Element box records

########

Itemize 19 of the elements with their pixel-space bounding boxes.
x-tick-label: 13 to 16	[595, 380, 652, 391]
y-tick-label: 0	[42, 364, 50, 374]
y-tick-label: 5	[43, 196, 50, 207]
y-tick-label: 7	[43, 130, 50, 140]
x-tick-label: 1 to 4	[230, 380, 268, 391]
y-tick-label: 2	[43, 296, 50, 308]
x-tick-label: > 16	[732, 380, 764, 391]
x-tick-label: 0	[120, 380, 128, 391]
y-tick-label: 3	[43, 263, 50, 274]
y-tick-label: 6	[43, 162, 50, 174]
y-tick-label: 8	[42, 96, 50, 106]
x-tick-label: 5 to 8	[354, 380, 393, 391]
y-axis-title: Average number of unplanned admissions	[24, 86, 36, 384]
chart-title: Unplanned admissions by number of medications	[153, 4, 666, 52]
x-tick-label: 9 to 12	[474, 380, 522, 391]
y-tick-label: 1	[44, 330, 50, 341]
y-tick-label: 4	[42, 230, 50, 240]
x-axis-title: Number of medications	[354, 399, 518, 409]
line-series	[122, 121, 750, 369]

########

Copy every line of the data above, character for character.

Itemize 19 of the elements with their pixel-space bounding boxes.
x-tick-label: 13 to 16	[595, 380, 652, 391]
y-tick-label: 0	[42, 364, 50, 374]
y-tick-label: 5	[43, 196, 50, 207]
y-tick-label: 7	[43, 130, 50, 140]
x-tick-label: 1 to 4	[230, 380, 268, 391]
y-tick-label: 2	[43, 296, 50, 308]
x-tick-label: > 16	[732, 380, 764, 391]
x-tick-label: 0	[120, 380, 128, 391]
y-tick-label: 3	[43, 263, 50, 274]
y-tick-label: 6	[43, 162, 50, 174]
y-tick-label: 8	[42, 96, 50, 106]
x-tick-label: 5 to 8	[354, 380, 393, 391]
y-axis-title: Average number of unplanned admissions	[24, 86, 36, 384]
chart-title: Unplanned admissions by number of medications	[153, 4, 666, 52]
x-tick-label: 9 to 12	[474, 380, 522, 391]
y-tick-label: 1	[44, 330, 50, 341]
y-tick-label: 4	[42, 230, 50, 240]
x-axis-title: Number of medications	[354, 399, 518, 409]
line-series	[122, 121, 750, 369]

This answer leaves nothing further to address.